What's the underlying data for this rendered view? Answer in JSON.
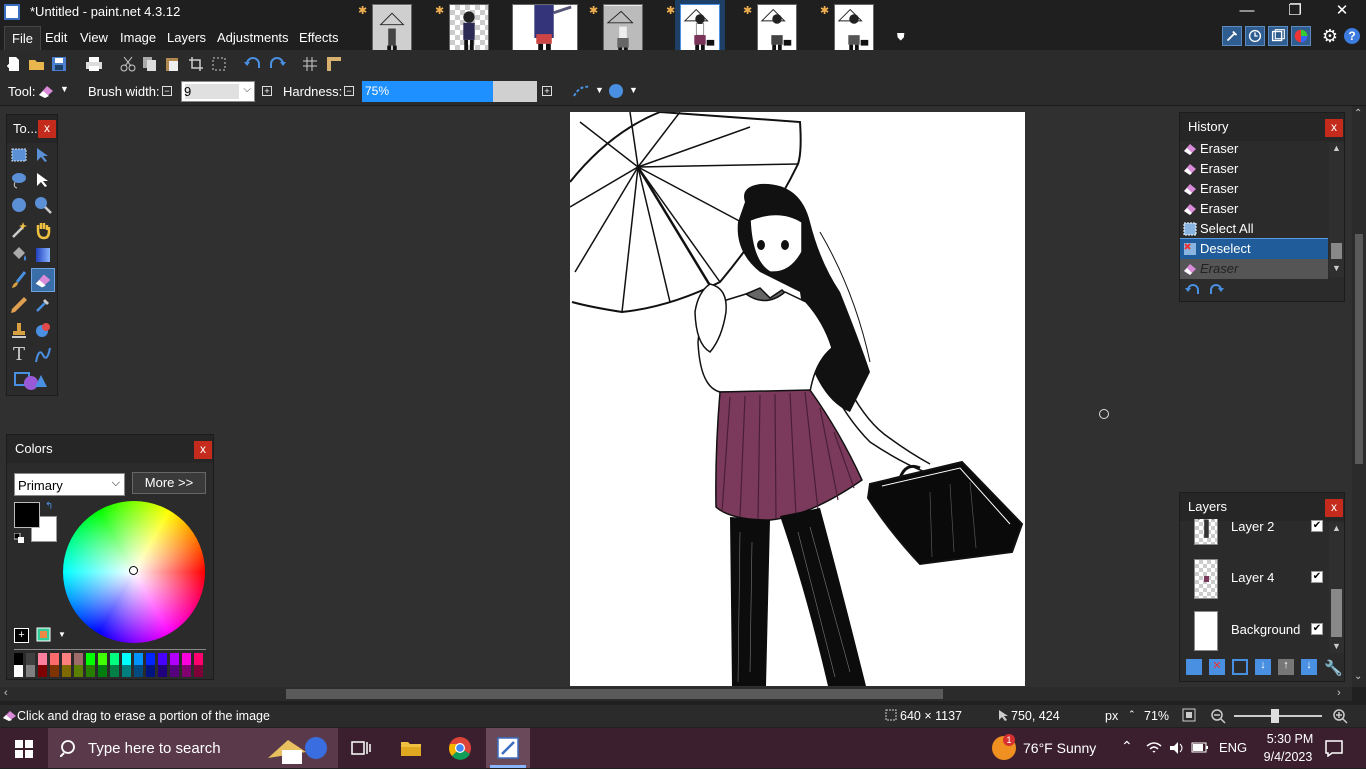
{
  "app": {
    "title": "*Untitled - paint.net 4.3.12",
    "window_buttons": [
      "minimize",
      "restore",
      "close"
    ]
  },
  "menu": [
    "File",
    "Edit",
    "View",
    "Image",
    "Layers",
    "Adjustments",
    "Effects"
  ],
  "toolbar": {
    "tool_label": "Tool:",
    "brush_width_label": "Brush width:",
    "brush_width_value": "9",
    "hardness_label": "Hardness:",
    "hardness_value": "75%",
    "hardness_level": 0.75
  },
  "tools_panel": {
    "title": "To..."
  },
  "colors_panel": {
    "title": "Colors",
    "mode": "Primary",
    "more_button": "More >>",
    "primary_color": "#000000",
    "secondary_color": "#ffffff"
  },
  "history_panel": {
    "title": "History",
    "items": [
      "Eraser",
      "Eraser",
      "Eraser",
      "Eraser",
      "Select All",
      "Deselect",
      "Eraser"
    ],
    "selected_index": 5
  },
  "layers_panel": {
    "title": "Layers",
    "layers": [
      "Layer 2",
      "Layer 4",
      "Background"
    ]
  },
  "status": {
    "hint": "Click and drag to erase a portion of the image",
    "image_size": "640 × 1137",
    "cursor_pos": "750, 424",
    "units": "px",
    "zoom": "71%"
  },
  "taskbar": {
    "search_placeholder": "Type here to search",
    "weather": "76°F  Sunny",
    "weather_badge": "1",
    "lang": "ENG",
    "time": "5:30 PM",
    "date": "9/4/2023"
  },
  "colors": {
    "accent": "#0078d7",
    "hardness_fill": "#1e90ff",
    "close_red": "#c42b1c",
    "selection": "#1f5c99"
  }
}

EXERCISE: Transcribe every entry above exactly. Omit all pictures.

THE RESULT:
What's the underlying data for this rendered view? Answer in JSON.
{
  "app": {
    "title": "*Untitled - paint.net 4.3.12",
    "window_buttons": [
      "minimize",
      "restore",
      "close"
    ]
  },
  "menu": [
    "File",
    "Edit",
    "View",
    "Image",
    "Layers",
    "Adjustments",
    "Effects"
  ],
  "toolbar": {
    "tool_label": "Tool:",
    "brush_width_label": "Brush width:",
    "brush_width_value": "9",
    "hardness_label": "Hardness:",
    "hardness_value": "75%",
    "hardness_level": 0.75
  },
  "tools_panel": {
    "title": "To..."
  },
  "colors_panel": {
    "title": "Colors",
    "mode": "Primary",
    "more_button": "More >>",
    "primary_color": "#000000",
    "secondary_color": "#ffffff"
  },
  "history_panel": {
    "title": "History",
    "items": [
      "Eraser",
      "Eraser",
      "Eraser",
      "Eraser",
      "Select All",
      "Deselect",
      "Eraser"
    ],
    "selected_index": 5
  },
  "layers_panel": {
    "title": "Layers",
    "layers": [
      "Layer 2",
      "Layer 4",
      "Background"
    ]
  },
  "status": {
    "hint": "Click and drag to erase a portion of the image",
    "image_size": "640 × 1137",
    "cursor_pos": "750, 424",
    "units": "px",
    "zoom": "71%"
  },
  "taskbar": {
    "search_placeholder": "Type here to search",
    "weather": "76°F  Sunny",
    "weather_badge": "1",
    "lang": "ENG",
    "time": "5:30 PM",
    "date": "9/4/2023"
  },
  "colors": {
    "accent": "#0078d7",
    "hardness_fill": "#1e90ff",
    "close_red": "#c42b1c",
    "selection": "#1f5c99"
  }
}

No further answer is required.